## Supplied entries

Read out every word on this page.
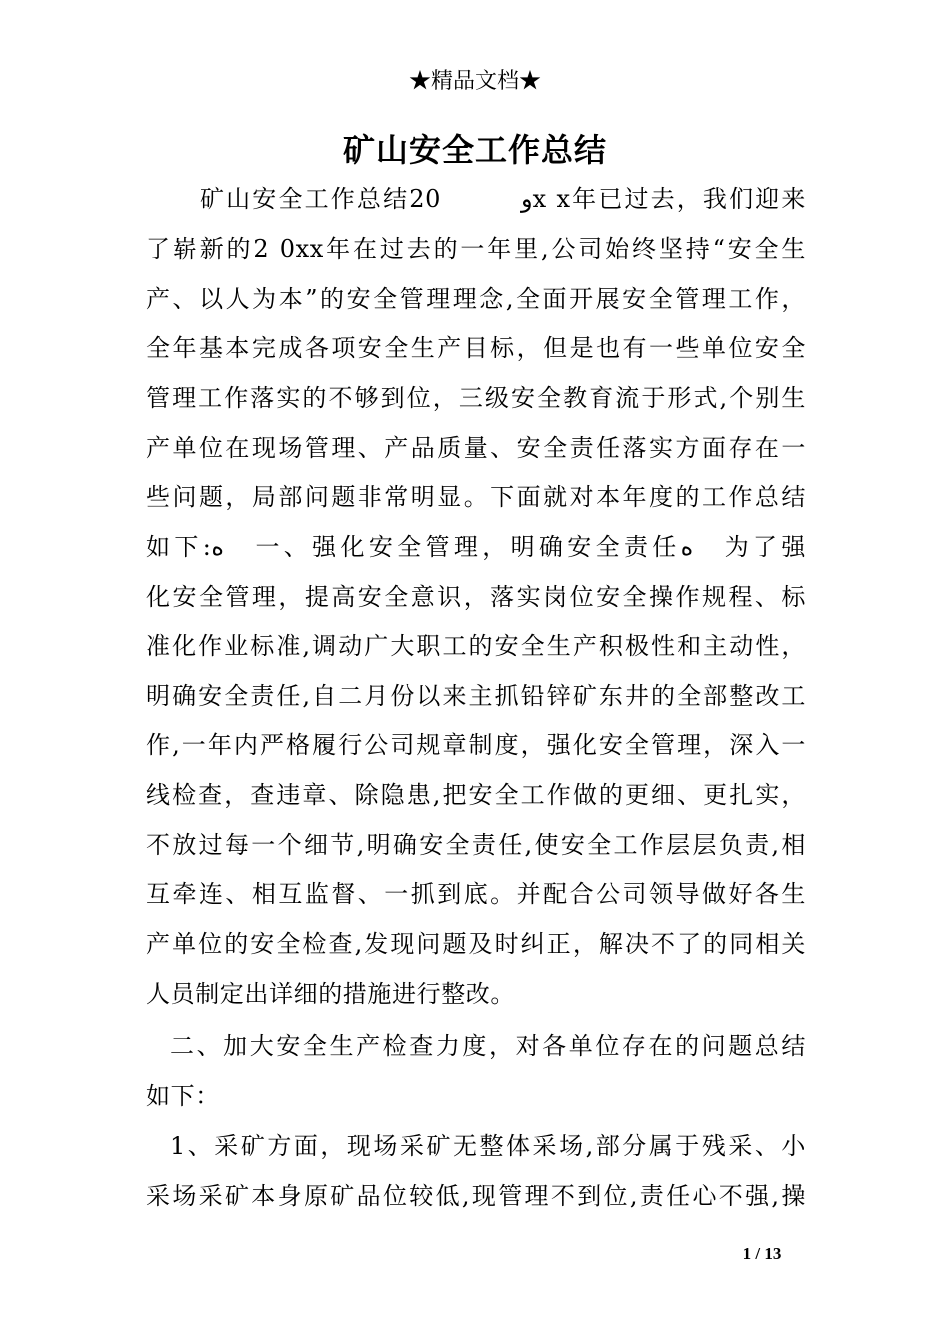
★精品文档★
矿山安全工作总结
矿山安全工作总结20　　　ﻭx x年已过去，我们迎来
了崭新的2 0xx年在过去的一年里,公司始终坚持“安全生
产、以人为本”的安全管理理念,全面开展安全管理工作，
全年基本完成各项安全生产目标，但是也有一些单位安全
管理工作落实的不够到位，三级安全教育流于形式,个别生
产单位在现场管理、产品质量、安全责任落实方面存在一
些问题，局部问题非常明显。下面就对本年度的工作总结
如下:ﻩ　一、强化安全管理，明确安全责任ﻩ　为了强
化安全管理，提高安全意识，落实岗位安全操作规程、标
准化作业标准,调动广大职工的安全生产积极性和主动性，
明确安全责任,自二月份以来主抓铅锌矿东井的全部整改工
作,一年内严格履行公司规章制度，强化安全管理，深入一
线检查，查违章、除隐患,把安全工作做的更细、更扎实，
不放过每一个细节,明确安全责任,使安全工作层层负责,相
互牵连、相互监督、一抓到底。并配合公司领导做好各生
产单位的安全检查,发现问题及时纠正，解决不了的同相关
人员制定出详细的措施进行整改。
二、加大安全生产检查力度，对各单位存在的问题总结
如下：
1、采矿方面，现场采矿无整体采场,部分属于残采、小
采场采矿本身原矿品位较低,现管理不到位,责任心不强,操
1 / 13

--

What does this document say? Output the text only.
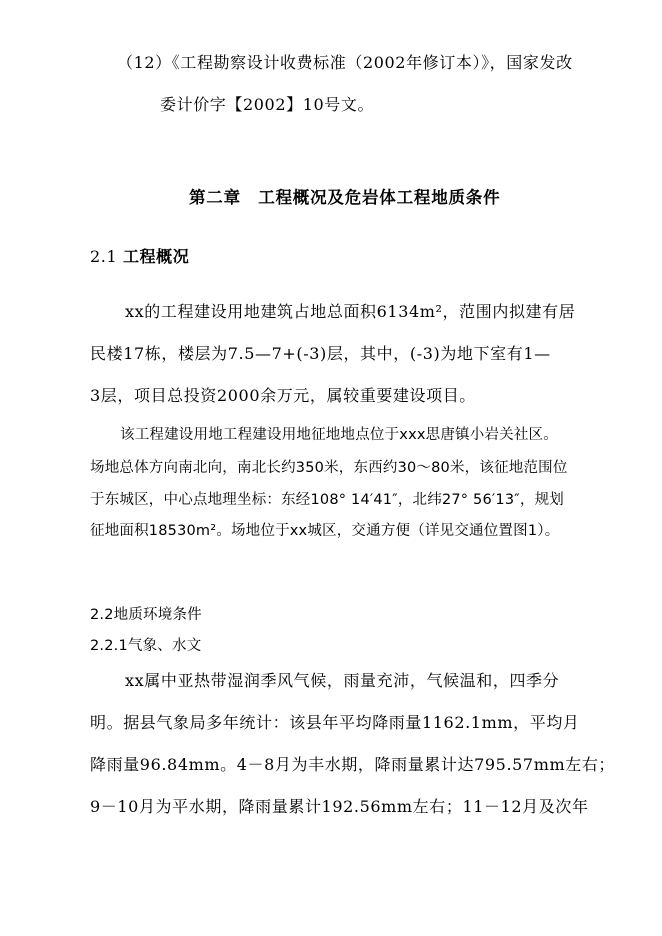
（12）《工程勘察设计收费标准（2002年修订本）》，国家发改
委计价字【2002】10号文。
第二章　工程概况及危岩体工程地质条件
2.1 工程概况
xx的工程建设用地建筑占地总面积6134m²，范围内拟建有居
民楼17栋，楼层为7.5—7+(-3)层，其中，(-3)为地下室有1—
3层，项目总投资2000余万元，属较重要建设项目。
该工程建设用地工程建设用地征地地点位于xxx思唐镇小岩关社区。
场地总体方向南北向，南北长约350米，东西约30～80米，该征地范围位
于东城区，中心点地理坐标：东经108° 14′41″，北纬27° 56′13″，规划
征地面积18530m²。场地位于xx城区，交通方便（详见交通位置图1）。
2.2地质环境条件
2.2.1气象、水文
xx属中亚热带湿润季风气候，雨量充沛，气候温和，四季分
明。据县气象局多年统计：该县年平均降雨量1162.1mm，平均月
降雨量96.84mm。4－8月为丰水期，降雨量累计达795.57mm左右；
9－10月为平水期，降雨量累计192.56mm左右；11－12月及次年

## Instructions to follow
Compute the number of lines above that contain the string "this". Reply with that value only.

## Reply
2